--- Listing ---
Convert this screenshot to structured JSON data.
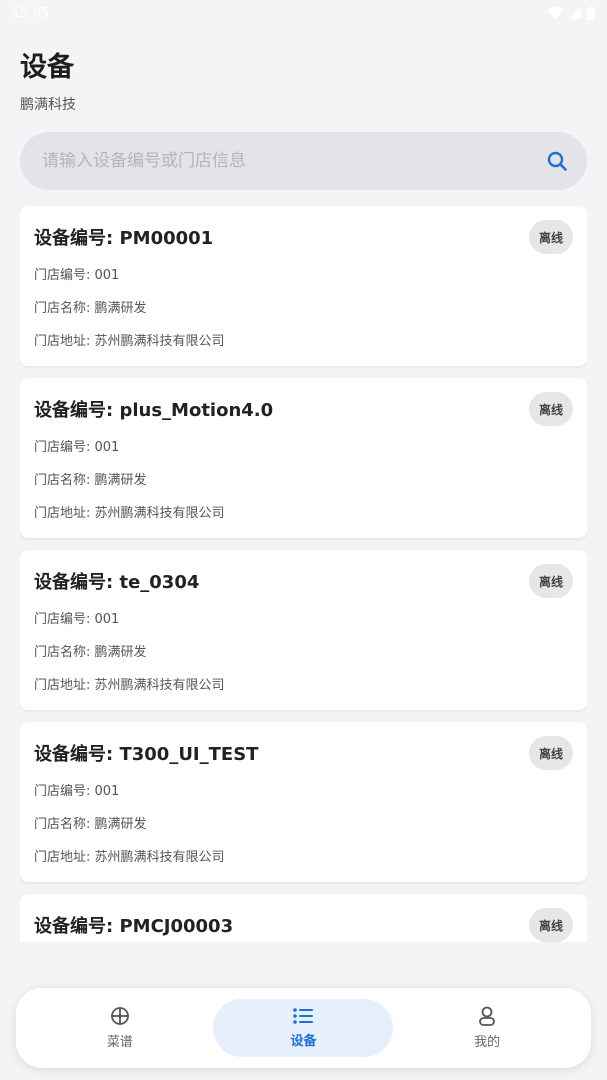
{
  "status_bar": {
    "time": "15:05"
  },
  "header": {
    "title": "设备",
    "subtitle": "鹏满科技"
  },
  "search": {
    "placeholder": "请输入设备编号或门店信息",
    "value": ""
  },
  "devices": [
    {
      "id": "设备编号: PM00001",
      "store_no": "门店编号: 001",
      "store_name": "门店名称: 鹏满研发",
      "store_address": "门店地址: 苏州鹏满科技有限公司",
      "status": "离线"
    },
    {
      "id": "设备编号: plus_Motion4.0",
      "store_no": "门店编号: 001",
      "store_name": "门店名称: 鹏满研发",
      "store_address": "门店地址: 苏州鹏满科技有限公司",
      "status": "离线"
    },
    {
      "id": "设备编号: te_0304",
      "store_no": "门店编号: 001",
      "store_name": "门店名称: 鹏满研发",
      "store_address": "门店地址: 苏州鹏满科技有限公司",
      "status": "离线"
    },
    {
      "id": "设备编号: T300_UI_TEST",
      "store_no": "门店编号: 001",
      "store_name": "门店名称: 鹏满研发",
      "store_address": "门店地址: 苏州鹏满科技有限公司",
      "status": "离线"
    },
    {
      "id": "设备编号: PMCJ00003",
      "status": "离线"
    }
  ],
  "bottom_nav": {
    "items": [
      {
        "label": "菜谱",
        "icon": "circle-plus-icon"
      },
      {
        "label": "设备",
        "icon": "list-icon"
      },
      {
        "label": "我的",
        "icon": "person-icon"
      }
    ],
    "active_index": 1
  },
  "colors": {
    "accent": "#1f6fd6",
    "active_bg": "#e6f0fc",
    "badge_bg": "#e6e6e9"
  }
}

--- Written request ---
Write every entry out again exactly, dropping the pictures.

--- Solution to this exercise ---
Convert this screenshot to structured JSON data.
{
  "status_bar": {
    "time": "15:05"
  },
  "header": {
    "title": "设备",
    "subtitle": "鹏满科技"
  },
  "search": {
    "placeholder": "请输入设备编号或门店信息",
    "value": ""
  },
  "devices": [
    {
      "id": "设备编号: PM00001",
      "store_no": "门店编号: 001",
      "store_name": "门店名称: 鹏满研发",
      "store_address": "门店地址: 苏州鹏满科技有限公司",
      "status": "离线"
    },
    {
      "id": "设备编号: plus_Motion4.0",
      "store_no": "门店编号: 001",
      "store_name": "门店名称: 鹏满研发",
      "store_address": "门店地址: 苏州鹏满科技有限公司",
      "status": "离线"
    },
    {
      "id": "设备编号: te_0304",
      "store_no": "门店编号: 001",
      "store_name": "门店名称: 鹏满研发",
      "store_address": "门店地址: 苏州鹏满科技有限公司",
      "status": "离线"
    },
    {
      "id": "设备编号: T300_UI_TEST",
      "store_no": "门店编号: 001",
      "store_name": "门店名称: 鹏满研发",
      "store_address": "门店地址: 苏州鹏满科技有限公司",
      "status": "离线"
    },
    {
      "id": "设备编号: PMCJ00003",
      "status": "离线"
    }
  ],
  "bottom_nav": {
    "items": [
      {
        "label": "菜谱",
        "icon": "circle-plus-icon"
      },
      {
        "label": "设备",
        "icon": "list-icon"
      },
      {
        "label": "我的",
        "icon": "person-icon"
      }
    ],
    "active_index": 1
  },
  "colors": {
    "accent": "#1f6fd6",
    "active_bg": "#e6f0fc",
    "badge_bg": "#e6e6e9"
  }
}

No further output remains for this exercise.